Your task is to copy every line of this material exactly.

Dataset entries
--

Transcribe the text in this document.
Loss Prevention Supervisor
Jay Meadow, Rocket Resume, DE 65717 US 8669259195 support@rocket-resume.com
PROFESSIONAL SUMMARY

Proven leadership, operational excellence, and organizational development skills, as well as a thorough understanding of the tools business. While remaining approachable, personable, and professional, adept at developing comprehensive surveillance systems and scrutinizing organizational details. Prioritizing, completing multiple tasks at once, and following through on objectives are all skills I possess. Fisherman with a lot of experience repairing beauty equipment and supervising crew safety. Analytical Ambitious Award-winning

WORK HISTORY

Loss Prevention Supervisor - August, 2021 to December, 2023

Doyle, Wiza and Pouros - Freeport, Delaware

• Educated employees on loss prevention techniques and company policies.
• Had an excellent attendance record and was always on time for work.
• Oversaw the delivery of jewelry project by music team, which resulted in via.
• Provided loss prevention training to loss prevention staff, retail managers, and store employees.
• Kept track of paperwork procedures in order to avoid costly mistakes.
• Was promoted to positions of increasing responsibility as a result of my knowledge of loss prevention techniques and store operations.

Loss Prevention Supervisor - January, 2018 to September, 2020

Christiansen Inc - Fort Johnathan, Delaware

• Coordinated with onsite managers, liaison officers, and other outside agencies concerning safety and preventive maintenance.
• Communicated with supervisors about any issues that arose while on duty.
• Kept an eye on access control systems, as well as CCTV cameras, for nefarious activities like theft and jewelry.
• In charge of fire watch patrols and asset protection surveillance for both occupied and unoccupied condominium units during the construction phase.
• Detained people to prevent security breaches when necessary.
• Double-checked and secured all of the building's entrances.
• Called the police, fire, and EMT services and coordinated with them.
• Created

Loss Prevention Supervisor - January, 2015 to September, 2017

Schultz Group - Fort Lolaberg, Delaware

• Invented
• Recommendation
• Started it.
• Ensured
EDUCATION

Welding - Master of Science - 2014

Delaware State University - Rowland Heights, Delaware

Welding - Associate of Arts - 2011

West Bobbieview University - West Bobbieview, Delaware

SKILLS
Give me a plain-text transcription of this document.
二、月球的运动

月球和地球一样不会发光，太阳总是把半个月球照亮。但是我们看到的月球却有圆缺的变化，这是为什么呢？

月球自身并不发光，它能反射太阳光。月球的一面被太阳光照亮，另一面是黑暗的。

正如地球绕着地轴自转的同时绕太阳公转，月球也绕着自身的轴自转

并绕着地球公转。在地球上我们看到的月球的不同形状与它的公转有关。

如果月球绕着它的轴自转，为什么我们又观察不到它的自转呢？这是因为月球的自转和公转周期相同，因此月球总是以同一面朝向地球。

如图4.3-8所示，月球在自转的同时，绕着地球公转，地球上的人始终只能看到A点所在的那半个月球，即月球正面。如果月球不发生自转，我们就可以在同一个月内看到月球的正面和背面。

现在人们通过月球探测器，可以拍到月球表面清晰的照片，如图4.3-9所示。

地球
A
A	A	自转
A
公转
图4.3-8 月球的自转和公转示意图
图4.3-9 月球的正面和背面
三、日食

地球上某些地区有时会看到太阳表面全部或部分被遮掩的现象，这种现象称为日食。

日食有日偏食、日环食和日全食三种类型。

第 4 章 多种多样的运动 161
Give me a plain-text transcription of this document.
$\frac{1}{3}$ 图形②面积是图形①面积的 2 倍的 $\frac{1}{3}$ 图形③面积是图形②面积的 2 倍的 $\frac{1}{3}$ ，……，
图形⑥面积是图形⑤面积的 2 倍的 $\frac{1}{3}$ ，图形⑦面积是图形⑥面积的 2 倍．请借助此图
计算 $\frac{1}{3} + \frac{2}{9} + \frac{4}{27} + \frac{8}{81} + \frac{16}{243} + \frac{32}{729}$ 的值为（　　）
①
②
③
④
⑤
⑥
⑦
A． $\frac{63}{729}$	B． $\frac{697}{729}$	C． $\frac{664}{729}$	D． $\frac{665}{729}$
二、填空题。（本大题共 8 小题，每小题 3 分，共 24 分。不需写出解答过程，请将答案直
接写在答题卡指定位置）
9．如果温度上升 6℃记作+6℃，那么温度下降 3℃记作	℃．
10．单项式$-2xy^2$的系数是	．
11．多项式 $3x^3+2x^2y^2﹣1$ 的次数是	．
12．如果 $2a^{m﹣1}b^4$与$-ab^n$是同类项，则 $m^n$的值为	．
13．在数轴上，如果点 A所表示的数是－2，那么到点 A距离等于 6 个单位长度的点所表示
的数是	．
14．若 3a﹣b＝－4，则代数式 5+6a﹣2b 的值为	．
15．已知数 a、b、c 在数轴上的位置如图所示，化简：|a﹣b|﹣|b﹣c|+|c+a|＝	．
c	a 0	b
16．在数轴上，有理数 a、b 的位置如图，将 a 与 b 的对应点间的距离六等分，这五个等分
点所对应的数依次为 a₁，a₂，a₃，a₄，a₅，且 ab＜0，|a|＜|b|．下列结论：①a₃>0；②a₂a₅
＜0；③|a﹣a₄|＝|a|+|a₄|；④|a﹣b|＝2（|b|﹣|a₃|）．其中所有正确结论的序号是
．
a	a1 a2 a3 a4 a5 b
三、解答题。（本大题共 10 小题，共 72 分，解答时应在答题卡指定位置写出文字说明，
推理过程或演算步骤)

--

#### Answer in full:
Transcribe the text in this document.
Loss Prevention Supervisor
Jay Meadow, Rocket Resume, DE 65717 US 8669259195 support@rocket-resume.com
PROFESSIONAL SUMMARY

Proven leadership, operational excellence, and organizational development skills, as well as a thorough understanding of the tools business. While remaining approachable, personable, and professional, adept at developing comprehensive surveillance systems and scrutinizing organizational details. Prioritizing, completing multiple tasks at once, and following through on objectives are all skills I possess. Fisherman with a lot of experience repairing beauty equipment and supervising crew safety. Analytical Ambitious Award-winning

WORK HISTORY

Loss Prevention Supervisor - August, 2021 to December, 2023

Doyle, Wiza and Pouros - Freeport, Delaware

• Educated employees on loss prevention techniques and company policies.
• Had an excellent attendance record and was always on time for work.
• Oversaw the delivery of jewelry project by music team, which resulted in via.
• Provided loss prevention training to loss prevention staff, retail managers, and store employees.
• Kept track of paperwork procedures in order to avoid costly mistakes.
• Was promoted to positions of increasing responsibility as a result of my knowledge of loss prevention techniques and store operations.

Loss Prevention Supervisor - January, 2018 to September, 2020

Christiansen Inc - Fort Johnathan, Delaware

• Coordinated with onsite managers, liaison officers, and other outside agencies concerning safety and preventive maintenance.
• Communicated with supervisors about any issues that arose while on duty.
• Kept an eye on access control systems, as well as CCTV cameras, for nefarious activities like theft and jewelry.
• In charge of fire watch patrols and asset protection surveillance for both occupied and unoccupied condominium units during the construction phase.
• Detained people to prevent security breaches when necessary.
• Double-checked and secured all of the building's entrances.
• Called the police, fire, and EMT services and coordinated with them.
• Created

Loss Prevention Supervisor - January, 2015 to September, 2017

Schultz Group - Fort Lolaberg, Delaware

• Invented
• Recommendation
• Started it.
• Ensured
EDUCATION

Welding - Master of Science - 2014

Delaware State University - Rowland Heights, Delaware

Welding - Associate of Arts - 2011

West Bobbieview University - West Bobbieview, Delaware

SKILLS
Give me a plain-text transcription of this document.
二、月球的运动

月球和地球一样不会发光，太阳总是把半个月球照亮。但是我们看到的月球却有圆缺的变化，这是为什么呢？

月球自身并不发光，它能反射太阳光。月球的一面被太阳光照亮，另一面是黑暗的。

正如地球绕着地轴自转的同时绕太阳公转，月球也绕着自身的轴自转

并绕着地球公转。在地球上我们看到的月球的不同形状与它的公转有关。

如果月球绕着它的轴自转，为什么我们又观察不到它的自转呢？这是因为月球的自转和公转周期相同，因此月球总是以同一面朝向地球。

如图4.3-8所示，月球在自转的同时，绕着地球公转，地球上的人始终只能看到A点所在的那半个月球，即月球正面。如果月球不发生自转，我们就可以在同一个月内看到月球的正面和背面。

现在人们通过月球探测器，可以拍到月球表面清晰的照片，如图4.3-9所示。

地球
A
A	A	自转
A
公转
图4.3-8 月球的自转和公转示意图
图4.3-9 月球的正面和背面
三、日食

地球上某些地区有时会看到太阳表面全部或部分被遮掩的现象，这种现象称为日食。

日食有日偏食、日环食和日全食三种类型。

第 4 章 多种多样的运动 161
Give me a plain-text transcription of this document.
$\frac{1}{3}$ 图形②面积是图形①面积的 2 倍的 $\frac{1}{3}$ 图形③面积是图形②面积的 2 倍的 $\frac{1}{3}$ ，……，
图形⑥面积是图形⑤面积的 2 倍的 $\frac{1}{3}$ ，图形⑦面积是图形⑥面积的 2 倍．请借助此图
计算 $\frac{1}{3} + \frac{2}{9} + \frac{4}{27} + \frac{8}{81} + \frac{16}{243} + \frac{32}{729}$ 的值为（　　）
①
②
③
④
⑤
⑥
⑦
A． $\frac{63}{729}$	B． $\frac{697}{729}$	C． $\frac{664}{729}$	D． $\frac{665}{729}$
二、填空题。（本大题共 8 小题，每小题 3 分，共 24 分。不需写出解答过程，请将答案直
接写在答题卡指定位置）
9．如果温度上升 6℃记作+6℃，那么温度下降 3℃记作	℃．
10．单项式$-2xy^2$的系数是	．
11．多项式 $3x^3+2x^2y^2﹣1$ 的次数是	．
12．如果 $2a^{m﹣1}b^4$与$-ab^n$是同类项，则 $m^n$的值为	．
13．在数轴上，如果点 A所表示的数是－2，那么到点 A距离等于 6 个单位长度的点所表示
的数是	．
14．若 3a﹣b＝－4，则代数式 5+6a﹣2b 的值为	．
15．已知数 a、b、c 在数轴上的位置如图所示，化简：|a﹣b|﹣|b﹣c|+|c+a|＝	．
c	a 0	b
16．在数轴上，有理数 a、b 的位置如图，将 a 与 b 的对应点间的距离六等分，这五个等分
点所对应的数依次为 a₁，a₂，a₃，a₄，a₅，且 ab＜0，|a|＜|b|．下列结论：①a₃>0；②a₂a₅
＜0；③|a﹣a₄|＝|a|+|a₄|；④|a﹣b|＝2（|b|﹣|a₃|）．其中所有正确结论的序号是
．
a	a1 a2 a3 a4 a5 b
三、解答题。（本大题共 10 小题，共 72 分，解答时应在答题卡指定位置写出文字说明，
推理过程或演算步骤)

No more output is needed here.